■ Data for processing
==========

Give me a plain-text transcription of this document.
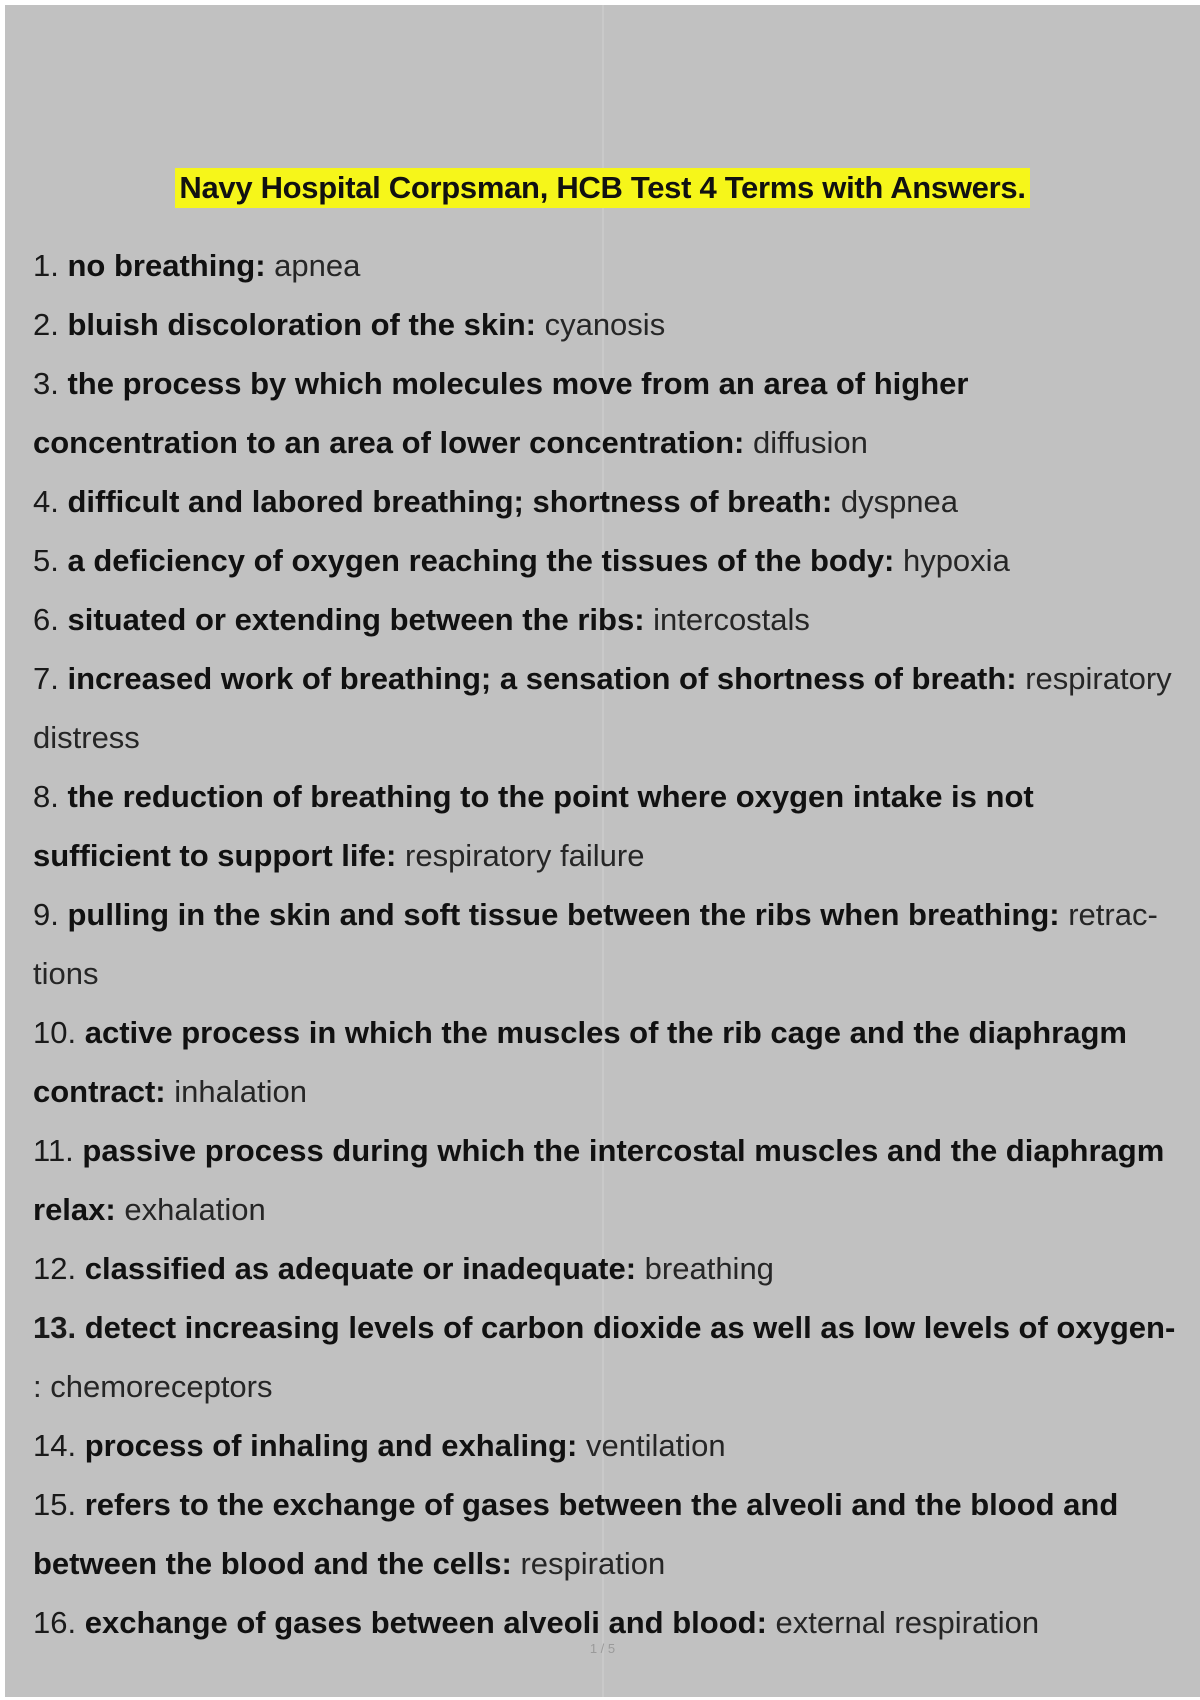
Navy Hospital Corpsman, HCB Test 4 Terms with Answers.
1. no breathing: apnea
2. bluish discoloration of the skin: cyanosis
3. the process by which molecules move from an area of higher concentration to an area of lower concentration: diffusion
4. difficult and labored breathing; shortness of breath: dyspnea
5. a deficiency of oxygen reaching the tissues of the body: hypoxia
6. situated or extending between the ribs: intercostals
7. increased work of breathing; a sensation of shortness of breath: respiratory distress
8. the reduction of breathing to the point where oxygen intake is not sufficient to support life: respiratory failure
9. pulling in the skin and soft tissue between the ribs when breathing: retrac- tions
10. active process in which the muscles of the rib cage and the diaphragm contract: inhalation
11. passive process during which the intercostal muscles and the diaphragm relax: exhalation
12. classified as adequate or inadequate: breathing
13. detect increasing levels of carbon dioxide as well as low levels of oxygen- : chemoreceptors
14. process of inhaling and exhaling: ventilation
15. refers to the exchange of gases between the alveoli and the blood and between the blood and the cells: respiration
16. exchange of gases between alveoli and blood: external respiration
1 / 5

==========

■ What this task involves
Across the data above, how many lines include the word "shortness"? Give only the number.

■ Response area
2